Dataset items:
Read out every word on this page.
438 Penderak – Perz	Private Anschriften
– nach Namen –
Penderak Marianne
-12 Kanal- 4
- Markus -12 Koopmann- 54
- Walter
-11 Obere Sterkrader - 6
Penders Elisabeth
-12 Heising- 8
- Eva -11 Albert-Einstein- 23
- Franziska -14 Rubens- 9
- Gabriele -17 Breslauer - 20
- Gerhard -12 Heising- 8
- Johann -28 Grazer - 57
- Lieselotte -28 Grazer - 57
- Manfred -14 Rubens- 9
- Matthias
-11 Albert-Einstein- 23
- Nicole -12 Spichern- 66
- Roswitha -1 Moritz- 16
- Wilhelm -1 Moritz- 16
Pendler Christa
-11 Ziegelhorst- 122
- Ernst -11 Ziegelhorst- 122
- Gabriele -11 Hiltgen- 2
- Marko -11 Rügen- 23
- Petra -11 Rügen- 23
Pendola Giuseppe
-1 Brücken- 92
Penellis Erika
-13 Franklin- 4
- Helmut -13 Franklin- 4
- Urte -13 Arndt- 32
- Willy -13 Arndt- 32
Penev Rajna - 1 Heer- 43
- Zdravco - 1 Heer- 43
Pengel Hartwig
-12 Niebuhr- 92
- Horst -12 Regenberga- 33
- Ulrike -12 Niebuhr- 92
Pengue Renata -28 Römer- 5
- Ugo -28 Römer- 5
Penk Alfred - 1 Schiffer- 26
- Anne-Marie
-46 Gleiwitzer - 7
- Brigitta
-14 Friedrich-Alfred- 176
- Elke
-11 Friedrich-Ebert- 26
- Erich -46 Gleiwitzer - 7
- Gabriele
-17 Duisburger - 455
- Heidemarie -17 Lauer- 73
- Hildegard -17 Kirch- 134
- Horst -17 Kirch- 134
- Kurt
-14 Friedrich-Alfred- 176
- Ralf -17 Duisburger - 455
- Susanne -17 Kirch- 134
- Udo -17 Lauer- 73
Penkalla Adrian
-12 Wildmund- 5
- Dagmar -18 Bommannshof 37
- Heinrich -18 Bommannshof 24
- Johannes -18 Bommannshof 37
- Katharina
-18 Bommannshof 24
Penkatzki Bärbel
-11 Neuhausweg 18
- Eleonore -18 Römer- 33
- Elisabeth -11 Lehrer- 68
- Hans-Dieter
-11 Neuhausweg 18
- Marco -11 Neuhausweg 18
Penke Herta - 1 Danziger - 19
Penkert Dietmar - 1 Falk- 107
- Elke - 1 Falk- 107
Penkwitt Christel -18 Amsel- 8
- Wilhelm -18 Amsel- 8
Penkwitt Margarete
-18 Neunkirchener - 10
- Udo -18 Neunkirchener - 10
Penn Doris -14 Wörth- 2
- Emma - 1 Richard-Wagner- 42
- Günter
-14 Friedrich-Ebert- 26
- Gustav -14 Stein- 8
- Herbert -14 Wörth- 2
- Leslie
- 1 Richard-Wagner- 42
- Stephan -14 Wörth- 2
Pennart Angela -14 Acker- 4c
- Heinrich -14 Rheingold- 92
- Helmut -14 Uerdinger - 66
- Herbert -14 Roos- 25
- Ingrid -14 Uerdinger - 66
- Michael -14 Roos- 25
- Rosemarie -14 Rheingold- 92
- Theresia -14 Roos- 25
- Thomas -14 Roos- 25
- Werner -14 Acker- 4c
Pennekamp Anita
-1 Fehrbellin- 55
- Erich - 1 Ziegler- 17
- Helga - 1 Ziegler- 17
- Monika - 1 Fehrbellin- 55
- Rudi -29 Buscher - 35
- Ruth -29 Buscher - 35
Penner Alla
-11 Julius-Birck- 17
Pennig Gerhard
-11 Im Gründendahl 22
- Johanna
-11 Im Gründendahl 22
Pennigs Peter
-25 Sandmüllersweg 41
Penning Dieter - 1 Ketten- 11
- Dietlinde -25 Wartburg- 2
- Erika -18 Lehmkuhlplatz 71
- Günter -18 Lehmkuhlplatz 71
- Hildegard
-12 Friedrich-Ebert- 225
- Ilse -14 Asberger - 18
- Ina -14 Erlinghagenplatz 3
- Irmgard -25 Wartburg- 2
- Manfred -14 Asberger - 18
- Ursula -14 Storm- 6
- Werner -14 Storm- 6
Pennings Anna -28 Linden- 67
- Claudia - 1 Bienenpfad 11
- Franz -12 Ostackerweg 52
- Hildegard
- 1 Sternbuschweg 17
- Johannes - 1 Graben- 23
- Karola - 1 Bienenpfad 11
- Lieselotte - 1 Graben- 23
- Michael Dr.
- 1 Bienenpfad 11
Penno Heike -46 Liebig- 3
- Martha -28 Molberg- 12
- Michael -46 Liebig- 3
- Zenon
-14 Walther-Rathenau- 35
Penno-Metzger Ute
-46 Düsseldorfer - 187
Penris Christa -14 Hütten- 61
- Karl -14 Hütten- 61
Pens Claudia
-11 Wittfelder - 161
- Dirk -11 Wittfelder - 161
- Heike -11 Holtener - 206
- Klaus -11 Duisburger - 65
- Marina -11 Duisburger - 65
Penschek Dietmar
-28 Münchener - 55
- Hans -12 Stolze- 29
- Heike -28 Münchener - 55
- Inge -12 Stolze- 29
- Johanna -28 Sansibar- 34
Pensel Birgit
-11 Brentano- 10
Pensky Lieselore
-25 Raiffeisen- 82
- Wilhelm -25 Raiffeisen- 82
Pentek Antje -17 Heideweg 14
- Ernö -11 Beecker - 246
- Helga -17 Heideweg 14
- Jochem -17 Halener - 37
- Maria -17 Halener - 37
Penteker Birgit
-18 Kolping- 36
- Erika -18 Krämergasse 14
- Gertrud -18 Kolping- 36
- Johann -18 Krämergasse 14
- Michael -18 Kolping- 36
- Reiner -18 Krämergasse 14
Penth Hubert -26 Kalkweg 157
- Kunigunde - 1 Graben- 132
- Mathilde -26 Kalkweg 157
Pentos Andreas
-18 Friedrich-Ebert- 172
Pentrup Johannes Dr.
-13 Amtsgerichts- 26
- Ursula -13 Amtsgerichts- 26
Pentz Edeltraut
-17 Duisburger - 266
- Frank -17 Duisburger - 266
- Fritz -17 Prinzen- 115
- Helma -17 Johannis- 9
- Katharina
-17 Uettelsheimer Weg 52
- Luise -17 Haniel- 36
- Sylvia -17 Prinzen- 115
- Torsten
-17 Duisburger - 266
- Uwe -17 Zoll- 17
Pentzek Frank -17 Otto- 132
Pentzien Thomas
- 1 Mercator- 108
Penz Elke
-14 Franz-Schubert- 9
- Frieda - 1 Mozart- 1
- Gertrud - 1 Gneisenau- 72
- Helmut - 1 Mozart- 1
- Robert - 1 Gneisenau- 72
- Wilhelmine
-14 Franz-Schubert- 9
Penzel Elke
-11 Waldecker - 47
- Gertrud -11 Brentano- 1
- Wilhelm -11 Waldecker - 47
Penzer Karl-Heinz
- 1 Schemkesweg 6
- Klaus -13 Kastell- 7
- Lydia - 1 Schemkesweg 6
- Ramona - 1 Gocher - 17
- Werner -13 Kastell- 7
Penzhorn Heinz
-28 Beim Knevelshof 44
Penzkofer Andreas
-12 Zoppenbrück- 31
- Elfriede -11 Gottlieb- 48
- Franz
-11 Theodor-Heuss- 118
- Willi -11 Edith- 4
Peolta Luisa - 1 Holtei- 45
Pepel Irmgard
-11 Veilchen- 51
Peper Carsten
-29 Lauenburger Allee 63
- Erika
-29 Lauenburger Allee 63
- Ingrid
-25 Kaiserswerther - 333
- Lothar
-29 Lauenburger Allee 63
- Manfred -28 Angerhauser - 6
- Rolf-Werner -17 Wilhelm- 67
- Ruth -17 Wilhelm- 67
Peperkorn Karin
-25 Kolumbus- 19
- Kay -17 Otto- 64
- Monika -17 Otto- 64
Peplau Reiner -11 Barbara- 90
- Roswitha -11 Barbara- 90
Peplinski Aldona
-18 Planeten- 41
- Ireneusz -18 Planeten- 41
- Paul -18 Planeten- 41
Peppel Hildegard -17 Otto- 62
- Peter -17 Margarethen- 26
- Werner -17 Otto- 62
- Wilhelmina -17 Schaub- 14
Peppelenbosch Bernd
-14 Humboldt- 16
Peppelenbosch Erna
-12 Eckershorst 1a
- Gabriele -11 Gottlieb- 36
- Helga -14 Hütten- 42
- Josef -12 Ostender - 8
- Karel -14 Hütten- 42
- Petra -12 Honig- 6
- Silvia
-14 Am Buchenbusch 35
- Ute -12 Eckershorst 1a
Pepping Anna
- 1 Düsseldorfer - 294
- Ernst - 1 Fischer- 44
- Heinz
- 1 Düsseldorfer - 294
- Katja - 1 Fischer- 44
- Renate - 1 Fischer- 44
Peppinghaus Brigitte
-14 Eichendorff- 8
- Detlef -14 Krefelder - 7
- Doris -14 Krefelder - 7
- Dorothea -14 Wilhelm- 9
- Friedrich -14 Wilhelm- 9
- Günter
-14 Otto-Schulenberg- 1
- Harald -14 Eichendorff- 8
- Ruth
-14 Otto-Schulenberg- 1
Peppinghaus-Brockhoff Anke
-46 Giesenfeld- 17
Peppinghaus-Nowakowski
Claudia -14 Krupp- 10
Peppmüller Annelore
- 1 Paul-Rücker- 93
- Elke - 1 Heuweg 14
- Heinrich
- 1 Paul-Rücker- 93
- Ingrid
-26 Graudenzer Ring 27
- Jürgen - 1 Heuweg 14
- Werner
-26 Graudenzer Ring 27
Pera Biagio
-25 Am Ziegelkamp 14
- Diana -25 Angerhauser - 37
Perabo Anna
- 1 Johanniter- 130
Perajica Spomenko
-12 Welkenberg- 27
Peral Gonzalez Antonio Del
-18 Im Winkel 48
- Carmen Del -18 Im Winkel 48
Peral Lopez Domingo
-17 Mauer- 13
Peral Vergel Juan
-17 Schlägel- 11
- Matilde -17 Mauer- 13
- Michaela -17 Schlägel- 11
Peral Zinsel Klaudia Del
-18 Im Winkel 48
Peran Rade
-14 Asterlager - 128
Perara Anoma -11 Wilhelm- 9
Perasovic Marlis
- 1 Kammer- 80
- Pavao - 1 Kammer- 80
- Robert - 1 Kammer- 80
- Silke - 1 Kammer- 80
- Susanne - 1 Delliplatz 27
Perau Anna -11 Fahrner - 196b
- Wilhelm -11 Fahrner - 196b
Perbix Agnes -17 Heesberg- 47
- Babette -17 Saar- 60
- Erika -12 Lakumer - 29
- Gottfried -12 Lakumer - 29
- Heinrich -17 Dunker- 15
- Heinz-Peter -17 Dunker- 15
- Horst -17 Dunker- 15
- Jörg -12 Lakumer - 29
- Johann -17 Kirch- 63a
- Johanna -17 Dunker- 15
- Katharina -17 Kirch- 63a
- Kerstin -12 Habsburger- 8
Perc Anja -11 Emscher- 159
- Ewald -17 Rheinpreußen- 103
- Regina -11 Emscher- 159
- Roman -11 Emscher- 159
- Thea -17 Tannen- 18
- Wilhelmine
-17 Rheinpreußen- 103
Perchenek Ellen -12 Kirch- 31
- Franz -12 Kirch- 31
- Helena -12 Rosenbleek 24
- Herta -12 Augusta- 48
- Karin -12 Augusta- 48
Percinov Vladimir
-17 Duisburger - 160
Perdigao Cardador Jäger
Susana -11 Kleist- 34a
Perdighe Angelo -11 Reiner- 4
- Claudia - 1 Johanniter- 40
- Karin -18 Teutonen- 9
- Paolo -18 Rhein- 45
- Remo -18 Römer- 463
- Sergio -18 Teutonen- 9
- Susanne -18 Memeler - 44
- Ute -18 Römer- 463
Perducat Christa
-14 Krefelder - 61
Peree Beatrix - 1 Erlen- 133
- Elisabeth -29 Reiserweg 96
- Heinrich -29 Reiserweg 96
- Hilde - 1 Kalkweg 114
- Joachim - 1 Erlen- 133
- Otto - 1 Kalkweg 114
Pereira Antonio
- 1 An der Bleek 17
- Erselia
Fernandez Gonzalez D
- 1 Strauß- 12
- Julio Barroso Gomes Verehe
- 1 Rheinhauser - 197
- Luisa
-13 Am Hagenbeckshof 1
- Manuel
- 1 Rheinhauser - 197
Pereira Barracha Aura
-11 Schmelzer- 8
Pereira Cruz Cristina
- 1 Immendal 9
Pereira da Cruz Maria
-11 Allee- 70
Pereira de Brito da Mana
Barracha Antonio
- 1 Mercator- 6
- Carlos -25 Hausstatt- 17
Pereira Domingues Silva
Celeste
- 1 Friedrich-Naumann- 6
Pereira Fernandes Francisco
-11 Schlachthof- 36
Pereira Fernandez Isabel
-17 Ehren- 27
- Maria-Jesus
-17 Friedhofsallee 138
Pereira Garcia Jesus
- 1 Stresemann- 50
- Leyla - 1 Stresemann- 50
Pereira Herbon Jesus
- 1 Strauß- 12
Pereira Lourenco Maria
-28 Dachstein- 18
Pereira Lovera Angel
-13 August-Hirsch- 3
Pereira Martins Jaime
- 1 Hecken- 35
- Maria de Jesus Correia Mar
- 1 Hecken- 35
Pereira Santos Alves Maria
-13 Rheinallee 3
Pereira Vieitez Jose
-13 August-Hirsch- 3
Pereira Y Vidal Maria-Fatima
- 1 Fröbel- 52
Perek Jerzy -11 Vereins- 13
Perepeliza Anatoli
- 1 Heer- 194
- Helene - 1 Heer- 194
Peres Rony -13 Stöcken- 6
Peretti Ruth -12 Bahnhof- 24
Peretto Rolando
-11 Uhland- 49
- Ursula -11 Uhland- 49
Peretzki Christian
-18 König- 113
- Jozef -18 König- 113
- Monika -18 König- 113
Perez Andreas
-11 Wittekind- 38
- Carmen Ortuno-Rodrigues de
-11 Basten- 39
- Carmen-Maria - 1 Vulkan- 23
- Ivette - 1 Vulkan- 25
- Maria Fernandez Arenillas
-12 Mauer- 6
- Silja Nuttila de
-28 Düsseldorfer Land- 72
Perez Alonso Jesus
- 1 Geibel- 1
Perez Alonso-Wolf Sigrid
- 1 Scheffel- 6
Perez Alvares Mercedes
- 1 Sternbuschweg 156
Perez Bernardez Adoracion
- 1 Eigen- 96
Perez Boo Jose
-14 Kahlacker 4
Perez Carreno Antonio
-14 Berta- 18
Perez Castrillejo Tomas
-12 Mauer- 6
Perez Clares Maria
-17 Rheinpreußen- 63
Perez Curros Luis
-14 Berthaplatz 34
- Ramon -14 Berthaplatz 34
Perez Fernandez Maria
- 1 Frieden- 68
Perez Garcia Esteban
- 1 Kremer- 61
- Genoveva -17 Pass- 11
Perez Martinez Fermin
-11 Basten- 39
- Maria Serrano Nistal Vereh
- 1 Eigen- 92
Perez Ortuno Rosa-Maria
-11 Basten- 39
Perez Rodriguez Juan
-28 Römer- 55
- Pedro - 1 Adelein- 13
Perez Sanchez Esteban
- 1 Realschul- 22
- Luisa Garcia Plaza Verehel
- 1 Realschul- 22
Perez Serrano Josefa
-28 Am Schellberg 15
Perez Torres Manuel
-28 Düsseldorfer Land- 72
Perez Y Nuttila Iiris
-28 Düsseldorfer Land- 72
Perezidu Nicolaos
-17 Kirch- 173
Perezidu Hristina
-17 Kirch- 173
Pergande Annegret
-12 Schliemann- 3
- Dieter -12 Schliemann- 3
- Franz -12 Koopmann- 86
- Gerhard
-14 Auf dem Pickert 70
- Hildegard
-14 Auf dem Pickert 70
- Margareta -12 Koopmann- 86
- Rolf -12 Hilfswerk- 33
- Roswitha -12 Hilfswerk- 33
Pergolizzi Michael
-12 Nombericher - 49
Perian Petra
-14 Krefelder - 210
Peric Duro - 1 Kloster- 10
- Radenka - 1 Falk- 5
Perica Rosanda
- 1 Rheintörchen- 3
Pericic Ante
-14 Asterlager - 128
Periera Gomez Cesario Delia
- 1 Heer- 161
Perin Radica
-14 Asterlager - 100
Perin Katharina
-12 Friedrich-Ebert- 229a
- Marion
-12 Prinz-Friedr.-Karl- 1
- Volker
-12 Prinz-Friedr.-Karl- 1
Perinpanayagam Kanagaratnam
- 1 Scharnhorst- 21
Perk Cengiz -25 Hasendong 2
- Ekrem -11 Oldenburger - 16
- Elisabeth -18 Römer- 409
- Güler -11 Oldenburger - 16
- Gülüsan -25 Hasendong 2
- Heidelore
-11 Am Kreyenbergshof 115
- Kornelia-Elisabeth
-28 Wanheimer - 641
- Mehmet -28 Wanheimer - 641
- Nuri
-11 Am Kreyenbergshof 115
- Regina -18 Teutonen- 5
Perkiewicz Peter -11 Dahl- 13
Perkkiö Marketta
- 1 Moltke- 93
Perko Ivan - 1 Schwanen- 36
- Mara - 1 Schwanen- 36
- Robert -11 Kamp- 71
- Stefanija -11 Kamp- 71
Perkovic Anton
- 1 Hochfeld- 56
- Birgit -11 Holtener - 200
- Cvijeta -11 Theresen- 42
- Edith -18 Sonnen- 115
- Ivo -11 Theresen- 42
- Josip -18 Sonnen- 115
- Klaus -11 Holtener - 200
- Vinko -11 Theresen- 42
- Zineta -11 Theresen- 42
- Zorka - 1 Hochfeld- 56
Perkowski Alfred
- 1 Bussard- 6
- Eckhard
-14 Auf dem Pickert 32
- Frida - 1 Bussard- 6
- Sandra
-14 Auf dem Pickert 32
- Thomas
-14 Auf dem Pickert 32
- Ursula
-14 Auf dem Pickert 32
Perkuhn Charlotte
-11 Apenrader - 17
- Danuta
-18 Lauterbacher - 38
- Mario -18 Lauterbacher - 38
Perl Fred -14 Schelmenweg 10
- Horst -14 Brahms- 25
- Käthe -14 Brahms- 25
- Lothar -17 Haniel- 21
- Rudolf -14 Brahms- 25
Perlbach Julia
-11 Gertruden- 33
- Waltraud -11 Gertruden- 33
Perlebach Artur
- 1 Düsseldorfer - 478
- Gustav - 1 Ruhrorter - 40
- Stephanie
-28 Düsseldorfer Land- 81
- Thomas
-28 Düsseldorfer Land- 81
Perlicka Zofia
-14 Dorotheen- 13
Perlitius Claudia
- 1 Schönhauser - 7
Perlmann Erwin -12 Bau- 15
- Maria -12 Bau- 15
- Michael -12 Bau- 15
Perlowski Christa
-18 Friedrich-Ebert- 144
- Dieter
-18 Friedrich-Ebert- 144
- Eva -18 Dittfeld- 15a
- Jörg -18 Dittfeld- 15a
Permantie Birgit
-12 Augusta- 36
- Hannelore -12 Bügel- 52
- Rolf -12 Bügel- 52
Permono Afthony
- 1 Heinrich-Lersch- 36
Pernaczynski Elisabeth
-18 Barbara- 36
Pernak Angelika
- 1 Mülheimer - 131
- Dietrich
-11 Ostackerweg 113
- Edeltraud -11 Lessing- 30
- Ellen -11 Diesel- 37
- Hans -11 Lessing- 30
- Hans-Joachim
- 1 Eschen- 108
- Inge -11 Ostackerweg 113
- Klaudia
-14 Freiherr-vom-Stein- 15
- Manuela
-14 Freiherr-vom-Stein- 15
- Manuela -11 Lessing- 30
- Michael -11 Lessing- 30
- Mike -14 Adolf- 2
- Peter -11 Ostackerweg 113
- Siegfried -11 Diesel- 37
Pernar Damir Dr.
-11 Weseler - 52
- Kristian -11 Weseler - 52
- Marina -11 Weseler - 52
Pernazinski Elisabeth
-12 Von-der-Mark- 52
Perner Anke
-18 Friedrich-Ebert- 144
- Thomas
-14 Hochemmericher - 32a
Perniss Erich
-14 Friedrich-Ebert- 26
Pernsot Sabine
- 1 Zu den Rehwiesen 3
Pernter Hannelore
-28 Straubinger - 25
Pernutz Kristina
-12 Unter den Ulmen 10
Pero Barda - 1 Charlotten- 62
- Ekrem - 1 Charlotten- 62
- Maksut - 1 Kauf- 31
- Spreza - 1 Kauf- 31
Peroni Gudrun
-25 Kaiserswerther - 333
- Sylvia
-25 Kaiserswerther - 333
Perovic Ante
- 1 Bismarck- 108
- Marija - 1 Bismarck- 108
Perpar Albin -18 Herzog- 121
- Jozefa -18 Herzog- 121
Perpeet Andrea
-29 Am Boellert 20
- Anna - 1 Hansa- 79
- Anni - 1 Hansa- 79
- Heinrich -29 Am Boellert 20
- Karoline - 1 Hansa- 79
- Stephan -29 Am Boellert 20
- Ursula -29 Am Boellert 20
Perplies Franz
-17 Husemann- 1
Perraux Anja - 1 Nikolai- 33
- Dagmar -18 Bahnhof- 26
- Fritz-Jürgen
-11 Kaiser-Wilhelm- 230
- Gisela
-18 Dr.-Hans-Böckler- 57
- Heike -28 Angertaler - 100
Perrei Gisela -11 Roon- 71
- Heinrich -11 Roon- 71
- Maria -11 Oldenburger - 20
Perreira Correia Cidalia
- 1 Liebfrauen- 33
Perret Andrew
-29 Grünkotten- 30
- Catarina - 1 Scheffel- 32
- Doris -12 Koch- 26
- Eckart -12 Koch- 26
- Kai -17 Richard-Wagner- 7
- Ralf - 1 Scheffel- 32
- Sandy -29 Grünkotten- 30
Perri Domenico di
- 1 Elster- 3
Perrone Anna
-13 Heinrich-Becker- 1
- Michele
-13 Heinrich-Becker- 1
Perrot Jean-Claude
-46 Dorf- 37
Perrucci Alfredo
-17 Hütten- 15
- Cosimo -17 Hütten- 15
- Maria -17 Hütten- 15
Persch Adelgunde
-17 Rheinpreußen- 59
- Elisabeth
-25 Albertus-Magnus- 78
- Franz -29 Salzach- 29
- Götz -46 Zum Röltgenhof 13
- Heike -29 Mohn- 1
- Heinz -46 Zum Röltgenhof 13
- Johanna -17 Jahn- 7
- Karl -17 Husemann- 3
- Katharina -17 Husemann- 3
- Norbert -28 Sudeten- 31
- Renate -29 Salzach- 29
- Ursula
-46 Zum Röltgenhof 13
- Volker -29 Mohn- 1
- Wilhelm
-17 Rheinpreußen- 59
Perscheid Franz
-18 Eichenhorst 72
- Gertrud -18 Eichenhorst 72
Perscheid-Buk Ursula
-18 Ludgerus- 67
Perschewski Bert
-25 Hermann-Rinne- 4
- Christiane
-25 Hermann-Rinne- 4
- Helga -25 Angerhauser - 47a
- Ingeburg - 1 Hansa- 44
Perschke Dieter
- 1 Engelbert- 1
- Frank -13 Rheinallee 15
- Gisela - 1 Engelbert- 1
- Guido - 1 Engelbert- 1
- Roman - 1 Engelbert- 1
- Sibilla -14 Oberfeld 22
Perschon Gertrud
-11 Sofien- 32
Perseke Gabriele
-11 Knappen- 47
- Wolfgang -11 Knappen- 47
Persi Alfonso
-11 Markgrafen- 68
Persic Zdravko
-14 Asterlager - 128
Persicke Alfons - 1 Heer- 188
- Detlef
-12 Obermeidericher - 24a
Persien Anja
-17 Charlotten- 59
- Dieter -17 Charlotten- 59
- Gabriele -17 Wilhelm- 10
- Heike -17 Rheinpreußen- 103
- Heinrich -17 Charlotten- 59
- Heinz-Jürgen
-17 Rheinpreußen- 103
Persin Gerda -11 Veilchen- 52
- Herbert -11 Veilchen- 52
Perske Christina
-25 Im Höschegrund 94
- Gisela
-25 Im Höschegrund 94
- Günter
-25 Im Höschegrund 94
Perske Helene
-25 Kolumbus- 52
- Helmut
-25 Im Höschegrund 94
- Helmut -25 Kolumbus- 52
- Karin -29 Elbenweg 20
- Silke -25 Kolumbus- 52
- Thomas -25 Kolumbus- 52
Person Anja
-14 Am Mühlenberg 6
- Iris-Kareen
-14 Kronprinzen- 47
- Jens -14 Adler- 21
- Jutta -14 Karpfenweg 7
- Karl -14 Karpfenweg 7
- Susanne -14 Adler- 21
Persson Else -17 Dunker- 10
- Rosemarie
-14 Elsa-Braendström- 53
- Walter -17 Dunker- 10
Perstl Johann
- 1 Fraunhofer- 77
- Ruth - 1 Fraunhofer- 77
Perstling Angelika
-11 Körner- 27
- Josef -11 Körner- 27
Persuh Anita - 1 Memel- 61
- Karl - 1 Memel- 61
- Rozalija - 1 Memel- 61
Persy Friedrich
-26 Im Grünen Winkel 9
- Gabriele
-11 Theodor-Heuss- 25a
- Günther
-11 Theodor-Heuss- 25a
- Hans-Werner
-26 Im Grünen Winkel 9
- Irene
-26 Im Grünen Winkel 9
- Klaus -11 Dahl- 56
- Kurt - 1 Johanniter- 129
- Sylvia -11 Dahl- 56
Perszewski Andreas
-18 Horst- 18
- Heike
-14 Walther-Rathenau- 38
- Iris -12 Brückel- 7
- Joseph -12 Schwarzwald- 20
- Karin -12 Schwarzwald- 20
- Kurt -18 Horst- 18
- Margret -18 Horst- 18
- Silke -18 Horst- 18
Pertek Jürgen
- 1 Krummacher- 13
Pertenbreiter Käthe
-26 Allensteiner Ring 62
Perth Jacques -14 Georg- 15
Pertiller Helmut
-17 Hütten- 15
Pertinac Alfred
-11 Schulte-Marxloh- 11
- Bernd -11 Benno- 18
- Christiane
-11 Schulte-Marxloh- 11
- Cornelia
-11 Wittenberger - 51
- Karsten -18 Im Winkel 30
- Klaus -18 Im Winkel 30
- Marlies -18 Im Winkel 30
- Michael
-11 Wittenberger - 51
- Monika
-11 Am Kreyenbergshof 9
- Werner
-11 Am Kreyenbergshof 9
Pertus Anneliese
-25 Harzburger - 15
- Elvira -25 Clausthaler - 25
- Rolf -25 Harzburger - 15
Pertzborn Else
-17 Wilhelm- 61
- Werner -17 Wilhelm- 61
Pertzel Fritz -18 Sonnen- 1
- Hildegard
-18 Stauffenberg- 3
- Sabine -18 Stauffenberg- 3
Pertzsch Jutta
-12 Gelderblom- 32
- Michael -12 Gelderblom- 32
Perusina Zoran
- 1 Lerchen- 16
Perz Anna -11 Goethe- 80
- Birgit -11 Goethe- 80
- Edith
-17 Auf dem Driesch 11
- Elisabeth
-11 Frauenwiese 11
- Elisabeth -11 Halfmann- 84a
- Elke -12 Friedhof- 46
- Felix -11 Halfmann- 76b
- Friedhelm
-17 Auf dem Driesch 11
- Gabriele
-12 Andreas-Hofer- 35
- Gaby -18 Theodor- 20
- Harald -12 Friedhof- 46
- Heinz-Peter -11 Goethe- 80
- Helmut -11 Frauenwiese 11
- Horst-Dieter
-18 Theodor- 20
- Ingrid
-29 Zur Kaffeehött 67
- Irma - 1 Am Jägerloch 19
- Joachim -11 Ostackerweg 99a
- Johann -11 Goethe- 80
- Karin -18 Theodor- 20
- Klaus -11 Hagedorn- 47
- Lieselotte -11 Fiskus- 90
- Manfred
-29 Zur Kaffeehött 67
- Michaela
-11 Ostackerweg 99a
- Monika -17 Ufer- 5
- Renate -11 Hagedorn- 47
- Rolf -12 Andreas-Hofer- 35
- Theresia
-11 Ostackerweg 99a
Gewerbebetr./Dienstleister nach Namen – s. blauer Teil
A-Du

GIVEN INSTRUCTION: Show the lines where the word "Esteban" appears in the entries.

ANSWER FOR THIS EXERCISE:
Perez Garcia Esteban
Perez Sanchez Esteban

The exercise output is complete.